◆ **Written problem**: Could you write out every entry exactly as it stands?

◆ **Material provided**:

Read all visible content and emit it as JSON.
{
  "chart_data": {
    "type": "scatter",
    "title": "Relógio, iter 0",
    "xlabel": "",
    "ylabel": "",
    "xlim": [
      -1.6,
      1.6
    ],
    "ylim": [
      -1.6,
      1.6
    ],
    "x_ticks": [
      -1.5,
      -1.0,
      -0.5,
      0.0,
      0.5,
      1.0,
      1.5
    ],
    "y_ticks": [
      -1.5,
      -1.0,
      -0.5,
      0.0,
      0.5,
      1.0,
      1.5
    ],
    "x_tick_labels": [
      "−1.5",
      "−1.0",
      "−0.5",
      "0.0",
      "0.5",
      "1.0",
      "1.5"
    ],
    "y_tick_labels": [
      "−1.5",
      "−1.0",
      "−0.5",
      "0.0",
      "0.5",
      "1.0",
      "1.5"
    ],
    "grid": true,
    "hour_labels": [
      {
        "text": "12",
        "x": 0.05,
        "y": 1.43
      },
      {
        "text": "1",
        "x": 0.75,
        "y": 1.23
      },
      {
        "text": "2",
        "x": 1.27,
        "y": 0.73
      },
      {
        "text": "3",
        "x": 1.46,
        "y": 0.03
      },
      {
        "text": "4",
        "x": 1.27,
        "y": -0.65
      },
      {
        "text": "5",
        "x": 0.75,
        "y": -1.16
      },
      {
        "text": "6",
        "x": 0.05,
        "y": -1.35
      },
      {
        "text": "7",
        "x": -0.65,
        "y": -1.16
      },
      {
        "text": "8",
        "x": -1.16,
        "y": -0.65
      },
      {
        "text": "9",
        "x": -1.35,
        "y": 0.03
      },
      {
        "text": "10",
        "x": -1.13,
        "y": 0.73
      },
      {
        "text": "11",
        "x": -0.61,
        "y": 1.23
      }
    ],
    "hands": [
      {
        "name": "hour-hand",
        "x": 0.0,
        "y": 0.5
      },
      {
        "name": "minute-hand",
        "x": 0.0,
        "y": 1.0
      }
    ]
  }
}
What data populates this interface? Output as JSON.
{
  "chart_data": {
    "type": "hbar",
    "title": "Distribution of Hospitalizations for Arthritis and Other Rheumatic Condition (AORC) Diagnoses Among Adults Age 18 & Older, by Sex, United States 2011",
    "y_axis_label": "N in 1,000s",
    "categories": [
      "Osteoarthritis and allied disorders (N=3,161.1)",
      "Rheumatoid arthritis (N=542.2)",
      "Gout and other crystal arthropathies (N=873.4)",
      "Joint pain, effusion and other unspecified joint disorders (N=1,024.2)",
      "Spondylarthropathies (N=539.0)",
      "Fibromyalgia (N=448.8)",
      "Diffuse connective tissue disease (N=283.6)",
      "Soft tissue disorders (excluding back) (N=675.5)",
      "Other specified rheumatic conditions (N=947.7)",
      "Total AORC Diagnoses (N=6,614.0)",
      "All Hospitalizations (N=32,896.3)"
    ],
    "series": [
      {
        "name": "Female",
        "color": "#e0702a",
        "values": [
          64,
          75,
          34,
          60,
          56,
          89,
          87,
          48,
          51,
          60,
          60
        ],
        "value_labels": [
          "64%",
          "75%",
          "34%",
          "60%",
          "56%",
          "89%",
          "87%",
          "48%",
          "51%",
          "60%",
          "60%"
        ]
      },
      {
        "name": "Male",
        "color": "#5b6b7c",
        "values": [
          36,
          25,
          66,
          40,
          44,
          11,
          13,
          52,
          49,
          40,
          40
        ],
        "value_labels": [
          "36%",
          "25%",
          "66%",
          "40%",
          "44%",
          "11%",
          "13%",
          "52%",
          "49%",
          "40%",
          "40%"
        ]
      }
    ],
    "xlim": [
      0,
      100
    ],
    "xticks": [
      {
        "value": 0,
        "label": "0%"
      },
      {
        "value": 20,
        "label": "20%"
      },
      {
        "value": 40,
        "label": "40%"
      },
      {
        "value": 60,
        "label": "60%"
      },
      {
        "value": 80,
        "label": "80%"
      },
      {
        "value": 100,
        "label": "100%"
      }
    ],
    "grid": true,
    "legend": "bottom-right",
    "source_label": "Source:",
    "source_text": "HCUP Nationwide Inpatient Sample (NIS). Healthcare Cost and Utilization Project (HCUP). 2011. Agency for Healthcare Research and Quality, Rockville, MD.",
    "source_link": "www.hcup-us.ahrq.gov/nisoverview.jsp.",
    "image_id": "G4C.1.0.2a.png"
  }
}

◆ **Solution**:
Read all visible content and emit it as JSON.
{
  "chart_data": {
    "type": "scatter",
    "title": "Relógio, iter 0",
    "xlabel": "",
    "ylabel": "",
    "xlim": [
      -1.6,
      1.6
    ],
    "ylim": [
      -1.6,
      1.6
    ],
    "x_ticks": [
      -1.5,
      -1.0,
      -0.5,
      0.0,
      0.5,
      1.0,
      1.5
    ],
    "y_ticks": [
      -1.5,
      -1.0,
      -0.5,
      0.0,
      0.5,
      1.0,
      1.5
    ],
    "x_tick_labels": [
      "−1.5",
      "−1.0",
      "−0.5",
      "0.0",
      "0.5",
      "1.0",
      "1.5"
    ],
    "y_tick_labels": [
      "−1.5",
      "−1.0",
      "−0.5",
      "0.0",
      "0.5",
      "1.0",
      "1.5"
    ],
    "grid": true,
    "hour_labels": [
      {
        "text": "12",
        "x": 0.05,
        "y": 1.43
      },
      {
        "text": "1",
        "x": 0.75,
        "y": 1.23
      },
      {
        "text": "2",
        "x": 1.27,
        "y": 0.73
      },
      {
        "text": "3",
        "x": 1.46,
        "y": 0.03
      },
      {
        "text": "4",
        "x": 1.27,
        "y": -0.65
      },
      {
        "text": "5",
        "x": 0.75,
        "y": -1.16
      },
      {
        "text": "6",
        "x": 0.05,
        "y": -1.35
      },
      {
        "text": "7",
        "x": -0.65,
        "y": -1.16
      },
      {
        "text": "8",
        "x": -1.16,
        "y": -0.65
      },
      {
        "text": "9",
        "x": -1.35,
        "y": 0.03
      },
      {
        "text": "10",
        "x": -1.13,
        "y": 0.73
      },
      {
        "text": "11",
        "x": -0.61,
        "y": 1.23
      }
    ],
    "hands": [
      {
        "name": "hour-hand",
        "x": 0.0,
        "y": 0.5
      },
      {
        "name": "minute-hand",
        "x": 0.0,
        "y": 1.0
      }
    ]
  }
}
What data populates this interface? Output as JSON.
{
  "chart_data": {
    "type": "hbar",
    "title": "Distribution of Hospitalizations for Arthritis and Other Rheumatic Condition (AORC) Diagnoses Among Adults Age 18 & Older, by Sex, United States 2011",
    "y_axis_label": "N in 1,000s",
    "categories": [
      "Osteoarthritis and allied disorders (N=3,161.1)",
      "Rheumatoid arthritis (N=542.2)",
      "Gout and other crystal arthropathies (N=873.4)",
      "Joint pain, effusion and other unspecified joint disorders (N=1,024.2)",
      "Spondylarthropathies (N=539.0)",
      "Fibromyalgia (N=448.8)",
      "Diffuse connective tissue disease (N=283.6)",
      "Soft tissue disorders (excluding back) (N=675.5)",
      "Other specified rheumatic conditions (N=947.7)",
      "Total AORC Diagnoses (N=6,614.0)",
      "All Hospitalizations (N=32,896.3)"
    ],
    "series": [
      {
        "name": "Female",
        "color": "#e0702a",
        "values": [
          64,
          75,
          34,
          60,
          56,
          89,
          87,
          48,
          51,
          60,
          60
        ],
        "value_labels": [
          "64%",
          "75%",
          "34%",
          "60%",
          "56%",
          "89%",
          "87%",
          "48%",
          "51%",
          "60%",
          "60%"
        ]
      },
      {
        "name": "Male",
        "color": "#5b6b7c",
        "values": [
          36,
          25,
          66,
          40,
          44,
          11,
          13,
          52,
          49,
          40,
          40
        ],
        "value_labels": [
          "36%",
          "25%",
          "66%",
          "40%",
          "44%",
          "11%",
          "13%",
          "52%",
          "49%",
          "40%",
          "40%"
        ]
      }
    ],
    "xlim": [
      0,
      100
    ],
    "xticks": [
      {
        "value": 0,
        "label": "0%"
      },
      {
        "value": 20,
        "label": "20%"
      },
      {
        "value": 40,
        "label": "40%"
      },
      {
        "value": 60,
        "label": "60%"
      },
      {
        "value": 80,
        "label": "80%"
      },
      {
        "value": 100,
        "label": "100%"
      }
    ],
    "grid": true,
    "legend": "bottom-right",
    "source_label": "Source:",
    "source_text": "HCUP Nationwide Inpatient Sample (NIS). Healthcare Cost and Utilization Project (HCUP). 2011. Agency for Healthcare Research and Quality, Rockville, MD.",
    "source_link": "www.hcup-us.ahrq.gov/nisoverview.jsp.",
    "image_id": "G4C.1.0.2a.png"
  }
}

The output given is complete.